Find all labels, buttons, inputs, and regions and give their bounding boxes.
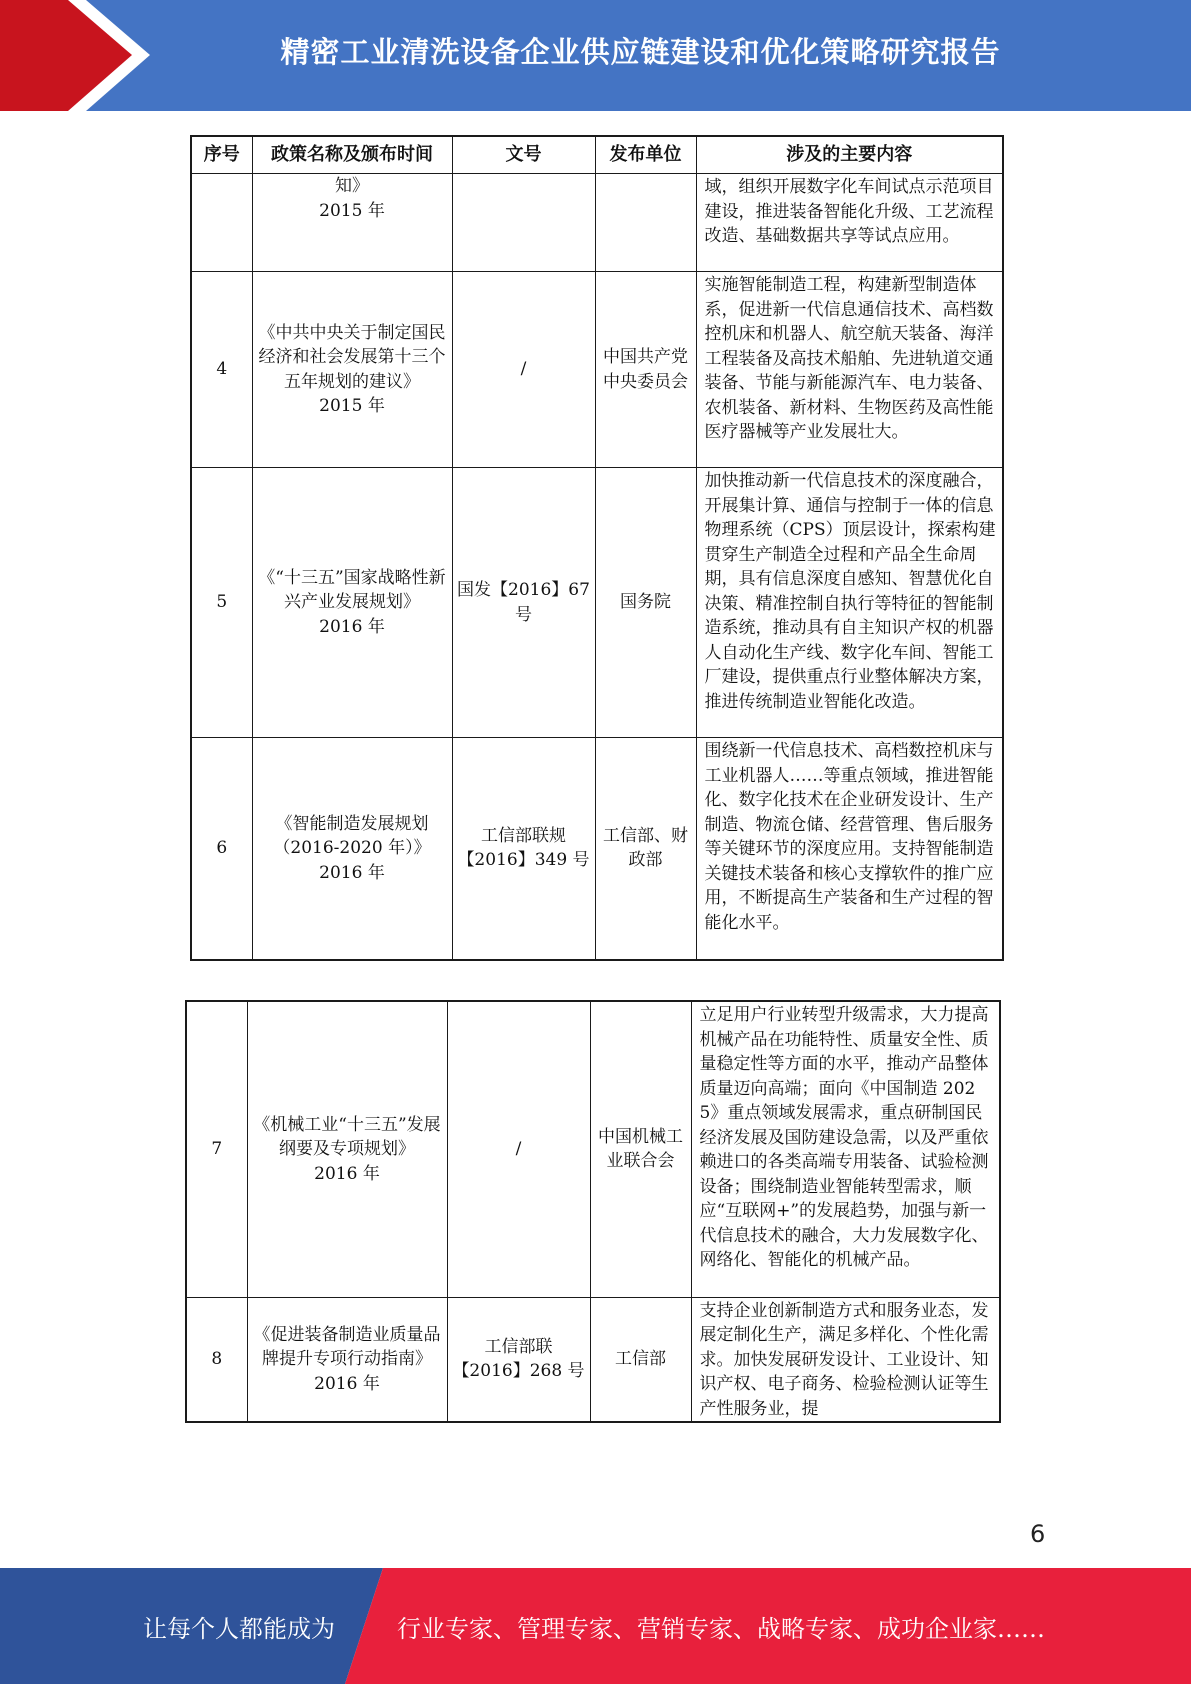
row-content: 支持企业创新制造方式和服务业态，发展定制化生产，满足多样化、个性化需求。加快发展研发设计、工业设计、知识产权、电子商务、检验检测认证等生产性服务业，提 (691, 1297, 1000, 1422)
row-no: 7 (186, 1001, 247, 1297)
row-content: 实施智能制造工程，构建新型制造体系，促进新一代信息通信技术、高档数控机床和机器人、航空航天装备、海洋工程装备及高技术船舶、先进轨道交通装备、节能与新能源汽车、电力装备、农机装备、新材料、生物医药及高性能医疗器械等产业发展壮大。 (696, 272, 1003, 468)
row-doc-number (452, 174, 595, 272)
table-row (191, 174, 1003, 272)
row-policy-name: 《机械工业“十三五”发展纲要及专项规划》 2016 年 (247, 1001, 447, 1297)
footer-slogan-left: 让每个人都能成为 (143, 1614, 335, 1643)
row-policy-name: 《中共中央关于制定国民经济和社会发展第十三个五年规划的建议》 2015 年 (252, 272, 452, 468)
row-doc-number: / (452, 272, 595, 468)
row-policy-name: 《智能制造发展规划（2016-2020 年）》 2016 年 (252, 738, 452, 960)
row-content: 域，组织开展数字化车间试点示范项目建设，推进装备智能化升级、工艺流程改造、基础数据共享等试点应用。 (696, 174, 1003, 272)
page-number: 6 (1030, 1520, 1046, 1548)
row-no: 8 (186, 1297, 247, 1422)
table-header-row (191, 136, 1003, 174)
row-content: 立足用户行业转型升级需求，大力提高机械产品在功能特性、质量安全性、质量稳定性等方面的水平，推动产品整体质量迈向高端；面向《中国制造 2025》重点领域发展需求，重点研制国民经济发展及国防建设急需，以及严重依赖进口的各类高端专用装备、试验检测设备；围绕制造业智能转型需求，顺应“互联网+”的发展趋势，加强与新一代信息技术的融合，大力发展数字化、网络化、智能化的机械产品。 (691, 1001, 1000, 1297)
policy-table-1 (190, 135, 1004, 961)
table-row (191, 468, 1003, 738)
row-no: 6 (191, 738, 252, 960)
header-no: 序号 (191, 136, 252, 174)
header-issuer: 发布单位 (595, 136, 696, 174)
row-issuer: 国务院 (595, 468, 696, 738)
footer-slogan-right: 行业专家、管理专家、营销专家、战略专家、成功企业家…… (397, 1614, 1045, 1643)
table-row (191, 272, 1003, 468)
header-content: 涉及的主要内容 (696, 136, 1003, 174)
row-no: 4 (191, 272, 252, 468)
row-issuer: 工信部、财政部 (595, 738, 696, 960)
table-row (186, 1001, 1000, 1297)
row-policy-name: 《促进装备制造业质量品牌提升专项行动指南》 2016 年 (247, 1297, 447, 1422)
page-footer (0, 1568, 1191, 1684)
row-issuer: 工信部 (590, 1297, 691, 1422)
document-title: 精密工业清洗设备企业供应链建设和优化策略研究报告 (280, 34, 1001, 69)
row-no: 5 (191, 468, 252, 738)
row-issuer (595, 174, 696, 272)
policy-table-2 (185, 1000, 1001, 1423)
row-doc-number: / (447, 1001, 590, 1297)
header-doc-number: 文号 (452, 136, 595, 174)
row-no (191, 174, 252, 272)
row-issuer: 中国共产党中央委员会 (595, 272, 696, 468)
row-policy-name: 知》 2015 年 (252, 174, 452, 272)
header-policy-name: 政策名称及颁布时间 (252, 136, 452, 174)
table-row (186, 1297, 1000, 1422)
row-doc-number: 工信部联规【2016】349 号 (452, 738, 595, 960)
row-content: 加快推动新一代信息技术的深度融合，开展集计算、通信与控制于一体的信息物理系统（CPS）顶层设计，探索构建贯穿生产制造全过程和产品全生命周期，具有信息深度自感知、智慧优化自决策、精准控制自执行等特征的智能制造系统，推动具有自主知识产权的机器人自动化生产线、数字化车间、智能工厂建设，提供重点行业整体解决方案，推进传统制造业智能化改造。 (696, 468, 1003, 738)
row-doc-number: 国发【2016】67 号 (452, 468, 595, 738)
row-issuer: 中国机械工业联合会 (590, 1001, 691, 1297)
row-doc-number: 工信部联【2016】268 号 (447, 1297, 590, 1422)
page-header (0, 0, 1191, 111)
row-content: 围绕新一代信息技术、高档数控机床与工业机器人……等重点领域，推进智能化、数字化技术在企业研发设计、生产制造、物流仓储、经营管理、售后服务等关键环节的深度应用。支持智能制造关键技术装备和核心支撑软件的推广应用，不断提高生产装备和生产过程的智能化水平。 (696, 738, 1003, 960)
table-row (191, 738, 1003, 960)
row-policy-name: 《“十三五”国家战略性新兴产业发展规划》 2016 年 (252, 468, 452, 738)
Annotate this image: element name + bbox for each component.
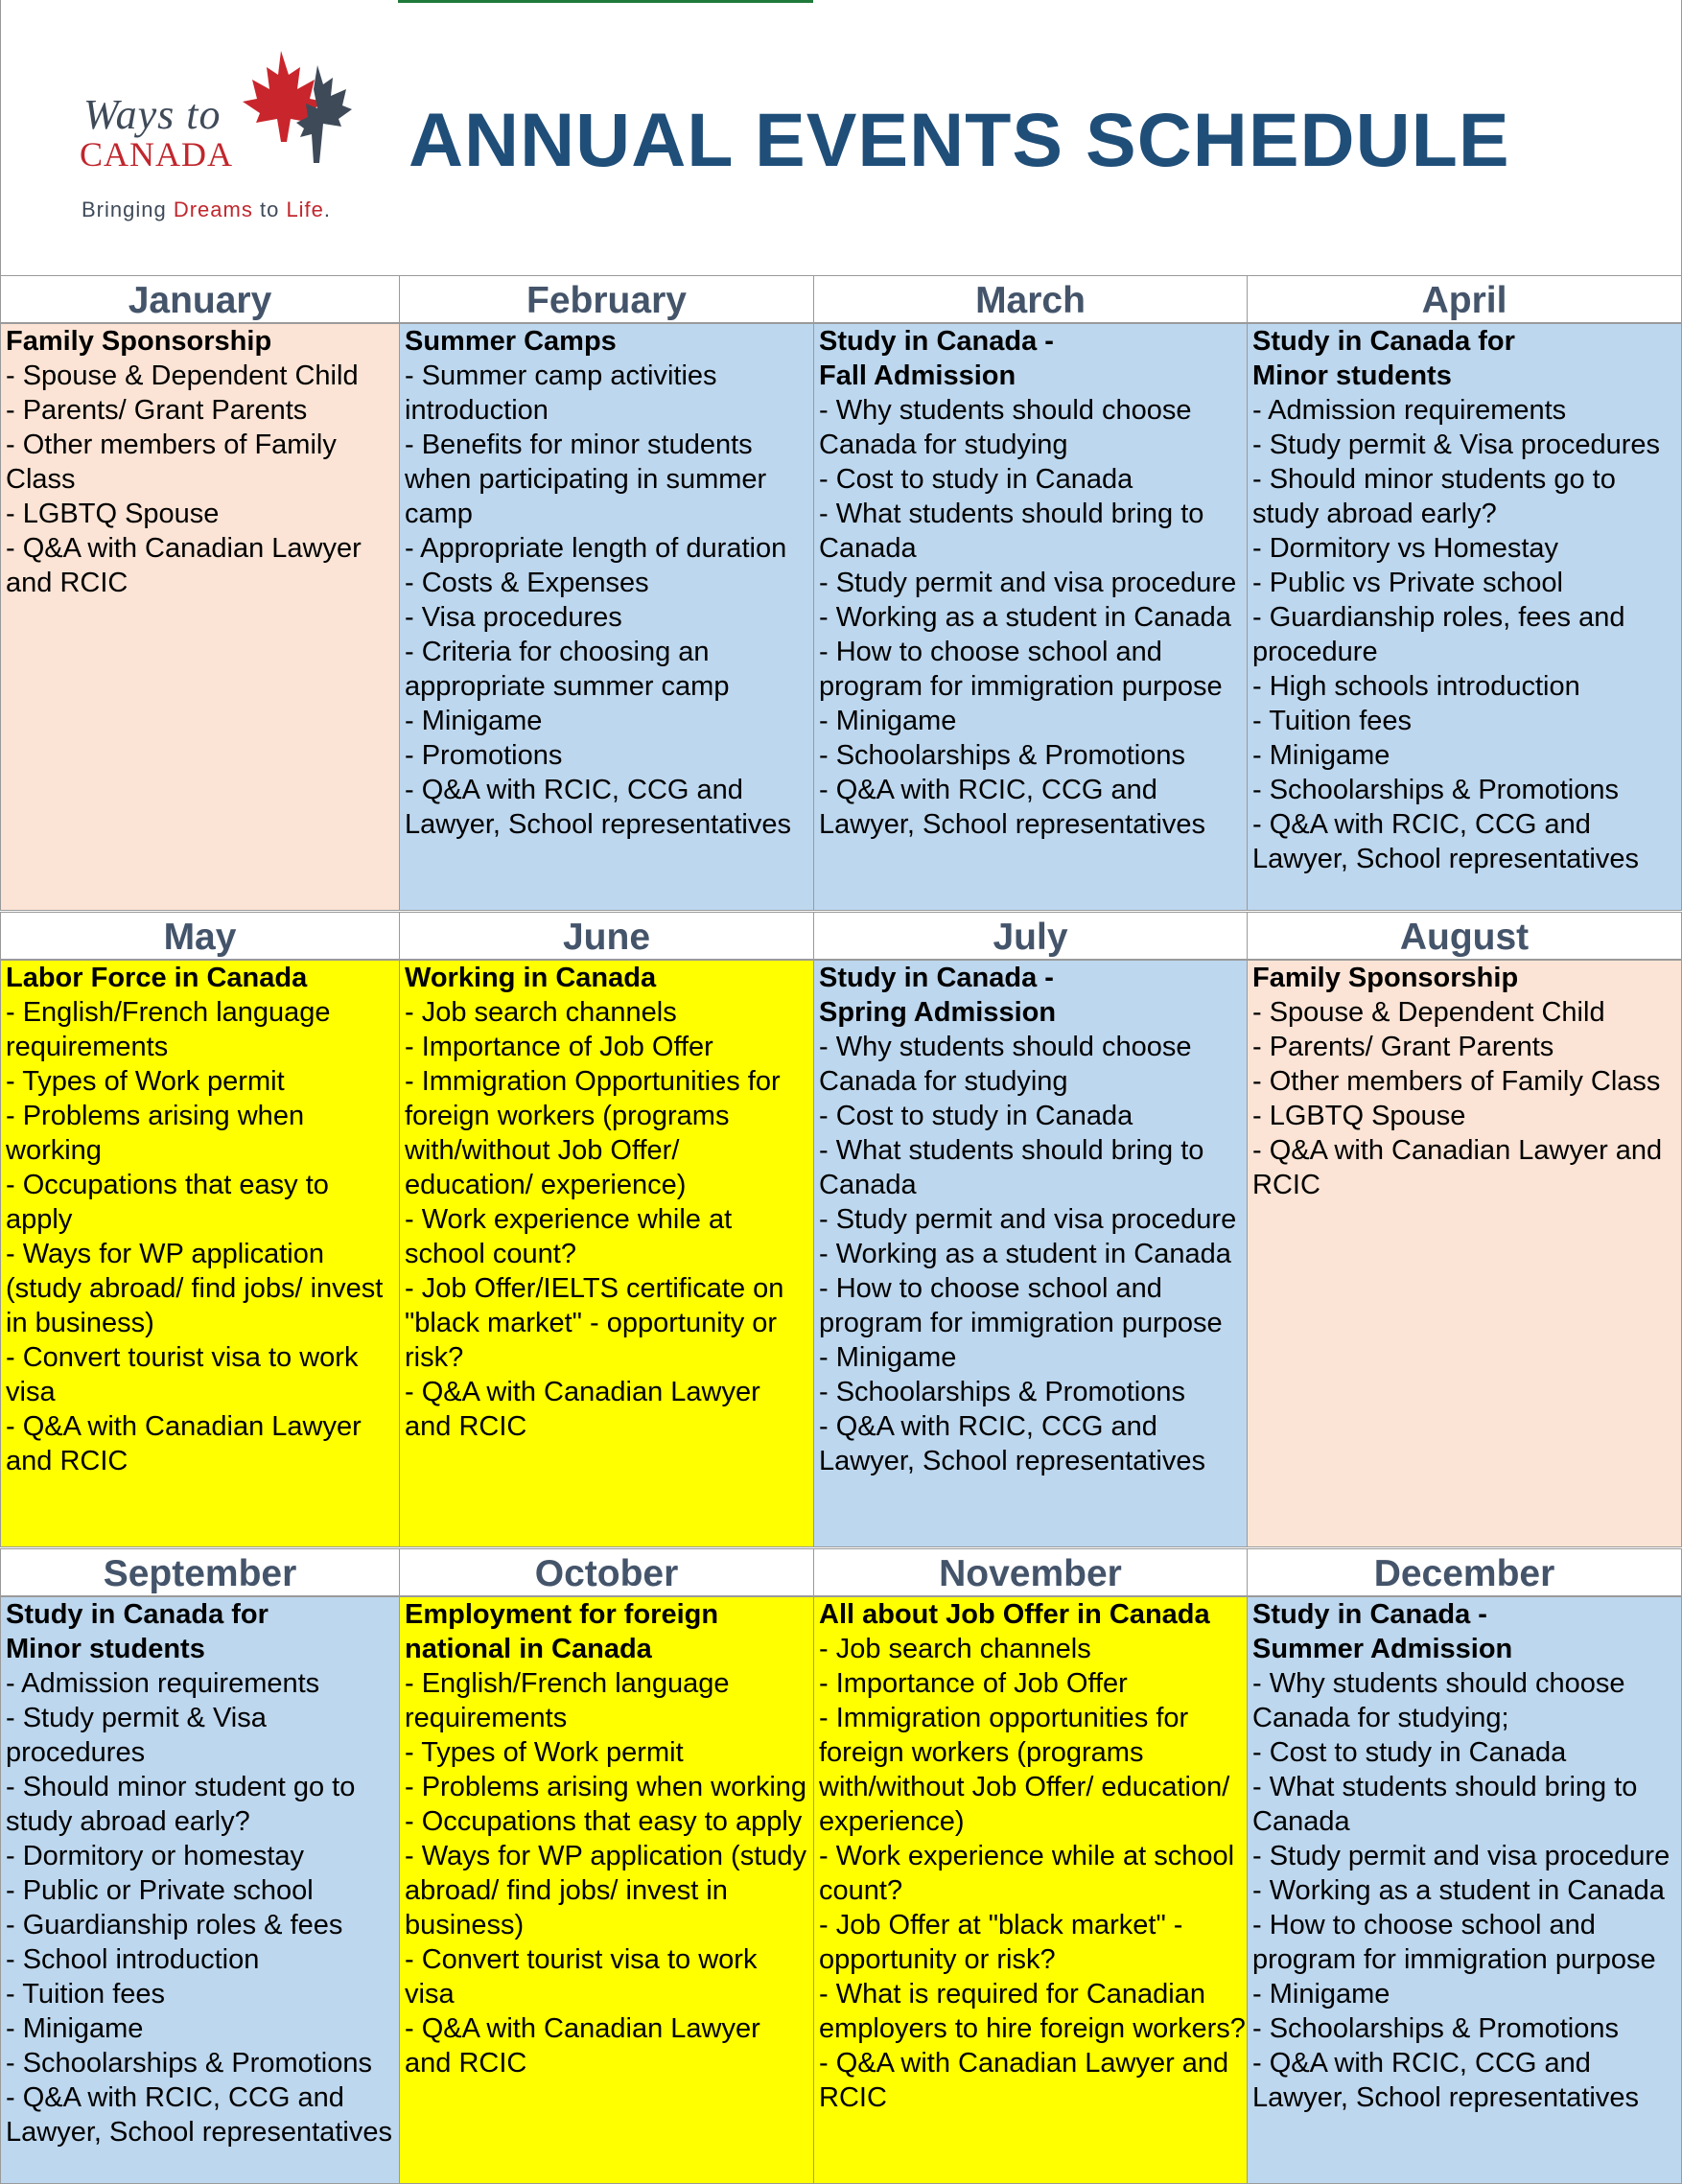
event-topic: - Study permit & Visa procedures [6,1703,267,1768]
event-topic: - Admission requirements [1252,395,1567,426]
event-topic: - Tuition fees [1252,706,1413,736]
event-topic: - Types of Work permit [6,1066,285,1097]
event-topic: - Why students should choose Canada for studying [819,1032,1192,1097]
event-topic: - Occupations that easy to apply [6,1170,329,1235]
event-topic: - Benefits for minor students when participating in summer camp [405,430,767,529]
event-topic: - Cost to study in Canada [1252,1737,1567,1768]
event-topic: - Dormitory vs Homestay [1252,533,1559,564]
logo-tagline: Bringing Dreams to Life. [82,197,332,221]
event-topic: - Minigame [6,2013,144,2044]
event-topic: - English/French language requirements [405,1668,730,1733]
event-topic: - Job Offer/IELTS certificate on "black market" - opportunity or risk? [405,1273,784,1373]
event-title: All about Job Offer in Canada [819,1599,1210,1630]
logo-text-ways-to: Ways to [83,91,222,138]
event-title: Labor Force in Canada [6,963,308,993]
event-topic: - Tuition fees [6,1979,166,2010]
event-topic: - Q&A with Canadian Lawyer and RCIC [405,1377,760,1442]
event-topic: - Summer camp activities introduction [405,360,717,426]
event-topic: - Public or Private school [6,1875,314,1906]
event-title: Study in Canada for Minor students [1252,326,1515,391]
event-topic: - Minigame [1252,740,1390,771]
event-topic: - High schools introduction [1252,671,1580,702]
event-title: Family Sponsorship [1252,963,1519,993]
event-topic: - Minigame [405,706,543,736]
event-topic: - Parents/ Grant Parents [1252,1032,1554,1062]
month-cell-june[interactable] [399,960,814,1547]
event-topic: - Spouse & Dependent Child [1252,997,1605,1028]
event-topic: - Public vs Private school [1252,568,1563,598]
month-cell-september[interactable] [0,1596,400,2184]
event-topic: - Occupations that easy to apply [405,1806,803,1837]
event-topic: - Minigame [1252,1979,1390,2010]
event-topic: - LGBTQ Spouse [1252,1101,1466,1131]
━━━
Arbeitsanweisung
Gib die obigen Daten vollständig und Zeichen für Zeichen wieder, lass dabei aber die Bilder weg.

Ergebnis
Find all labels, buttons, inputs, and regions and give their bounding boxes.
row-content: 支持企业创新制造方式和服务业态，发展定制化生产，满足多样化、个性化需求。加快发展研发设计、工业设计、知识产权、电子商务、检验检测认证等生产性服务业，提 (691, 1297, 1000, 1422)
row-no: 7 (186, 1001, 247, 1297)
row-content: 实施智能制造工程，构建新型制造体系，促进新一代信息通信技术、高档数控机床和机器人、航空航天装备、海洋工程装备及高技术船舶、先进轨道交通装备、节能与新能源汽车、电力装备、农机装备、新材料、生物医药及高性能医疗器械等产业发展壮大。 (696, 272, 1003, 468)
row-doc-number (452, 174, 595, 272)
table-row (191, 174, 1003, 272)
row-policy-name: 《机械工业“十三五”发展纲要及专项规划》 2016 年 (247, 1001, 447, 1297)
footer-slogan-left: 让每个人都能成为 (143, 1614, 335, 1643)
row-policy-name: 《中共中央关于制定国民经济和社会发展第十三个五年规划的建议》 2015 年 (252, 272, 452, 468)
row-doc-number: / (452, 272, 595, 468)
row-policy-name: 《智能制造发展规划（2016-2020 年）》 2016 年 (252, 738, 452, 960)
row-content: 域，组织开展数字化车间试点示范项目建设，推进装备智能化升级、工艺流程改造、基础数据共享等试点应用。 (696, 174, 1003, 272)
page-number: 6 (1030, 1520, 1046, 1548)
row-no: 8 (186, 1297, 247, 1422)
table-header-row (191, 136, 1003, 174)
row-content: 立足用户行业转型升级需求，大力提高机械产品在功能特性、质量安全性、质量稳定性等方面的水平，推动产品整体质量迈向高端；面向《中国制造 2025》重点领域发展需求，重点研制国民经济发展及国防建设急需，以及严重依赖进口的各类高端专用装备、试验检测设备；围绕制造业智能转型需求，顺应“互联网+”的发展趋势，加强与新一代信息技术的融合，大力发展数字化、网络化、智能化的机械产品。 (691, 1001, 1000, 1297)
policy-table-1 (190, 135, 1004, 961)
table-row (191, 468, 1003, 738)
row-no: 6 (191, 738, 252, 960)
header-no: 序号 (191, 136, 252, 174)
header-issuer: 发布单位 (595, 136, 696, 174)
row-issuer: 国务院 (595, 468, 696, 738)
footer-slogan-right: 行业专家、管理专家、营销专家、战略专家、成功企业家…… (397, 1614, 1045, 1643)
table-row (191, 272, 1003, 468)
header-content: 涉及的主要内容 (696, 136, 1003, 174)
row-no: 4 (191, 272, 252, 468)
row-issuer: 工信部、财政部 (595, 738, 696, 960)
table-row (186, 1001, 1000, 1297)
row-policy-name: 《促进装备制造业质量品牌提升专项行动指南》 2016 年 (247, 1297, 447, 1422)
page-footer (0, 1568, 1191, 1684)
row-issuer: 工信部 (590, 1297, 691, 1422)
document-title: 精密工业清洗设备企业供应链建设和优化策略研究报告 (280, 34, 1001, 69)
row-no: 5 (191, 468, 252, 738)
row-issuer (595, 174, 696, 272)
policy-table-2 (185, 1000, 1001, 1423)
row-doc-number: / (447, 1001, 590, 1297)
header-doc-number: 文号 (452, 136, 595, 174)
row-no (191, 174, 252, 272)
row-issuer: 中国共产党中央委员会 (595, 272, 696, 468)
row-policy-name: 知》 2015 年 (252, 174, 452, 272)
header-policy-name: 政策名称及颁布时间 (252, 136, 452, 174)
table-row (186, 1297, 1000, 1422)
row-doc-number: 工信部联规【2016】349 号 (452, 738, 595, 960)
row-content: 加快推动新一代信息技术的深度融合，开展集计算、通信与控制于一体的信息物理系统（CPS）顶层设计，探索构建贯穿生产制造全过程和产品全生命周期，具有信息深度自感知、智慧优化自决策、精准控制自执行等特征的智能制造系统，推动具有自主知识产权的机器人自动化生产线、数字化车间、智能工厂建设，提供重点行业整体解决方案，推进传统制造业智能化改造。 (696, 468, 1003, 738)
row-doc-number: 国发【2016】67 号 (452, 468, 595, 738)
row-issuer: 中国机械工业联合会 (590, 1001, 691, 1297)
row-doc-number: 工信部联【2016】268 号 (447, 1297, 590, 1422)
page-header (0, 0, 1191, 111)
row-content: 围绕新一代信息技术、高档数控机床与工业机器人……等重点领域，推进智能化、数字化技术在企业研发设计、生产制造、物流仓储、经营管理、售后服务等关键环节的深度应用。支持智能制造关键技术装备和核心支撑软件的推广应用，不断提高生产装备和生产过程的智能化水平。 (696, 738, 1003, 960)
table-row (191, 738, 1003, 960)
row-policy-name: 《“十三五”国家战略性新兴产业发展规划》 2016 年 (252, 468, 452, 738)
Annotate this image: element name + bbox for each component.
event-topic: - Study permit & Visa procedures [6,1703,267,1768]
event-topic: - Admission requirements [1252,395,1567,426]
event-topic: - Tuition fees [1252,706,1413,736]
event-topic: - Types of Work permit [6,1066,285,1097]
event-topic: - Why students should choose Canada for studying [819,1032,1192,1097]
event-topic: - Occupations that easy to apply [6,1170,329,1235]
event-topic: - Benefits for minor students when participating in summer camp [405,430,767,529]
event-topic: - Cost to study in Canada [1252,1737,1567,1768]
event-topic: - Dormitory vs Homestay [1252,533,1559,564]
logo-tagline: Bringing Dreams to Life. [82,197,332,221]
event-topic: - Minigame [6,2013,144,2044]
event-topic: - English/French language requirements [405,1668,730,1733]
event-topic: - Job Offer/IELTS certificate on "black market" - opportunity or risk? [405,1273,784,1373]
event-title: All about Job Offer in Canada [819,1599,1210,1630]
logo-text-ways-to: Ways to [83,91,222,138]
event-title: Labor Force in Canada [6,963,308,993]
event-topic: - Tuition fees [6,1979,166,2010]
event-topic: - Q&A with Canadian Lawyer and RCIC [405,1377,760,1442]
event-topic: - Summer camp activities introduction [405,360,717,426]
event-topic: - Public or Private school [6,1875,314,1906]
event-title: Study in Canada for Minor students [1252,326,1515,391]
event-topic: - Minigame [1252,740,1390,771]
event-topic: - High schools introduction [1252,671,1580,702]
event-title: Family Sponsorship [1252,963,1519,993]
event-topic: - Minigame [405,706,543,736]
event-topic: - Parents/ Grant Parents [1252,1032,1554,1062]
month-cell-june[interactable] [399,960,814,1547]
event-topic: - Spouse & Dependent Child [1252,997,1605,1028]
event-topic: - Public vs Private school [1252,568,1563,598]
month-cell-september[interactable] [0,1596,400,2184]
event-topic: - Occupations that easy to apply [405,1806,803,1837]
event-topic: - Minigame [1252,1979,1390,2010]
event-topic: - LGBTQ Spouse [1252,1101,1466,1131]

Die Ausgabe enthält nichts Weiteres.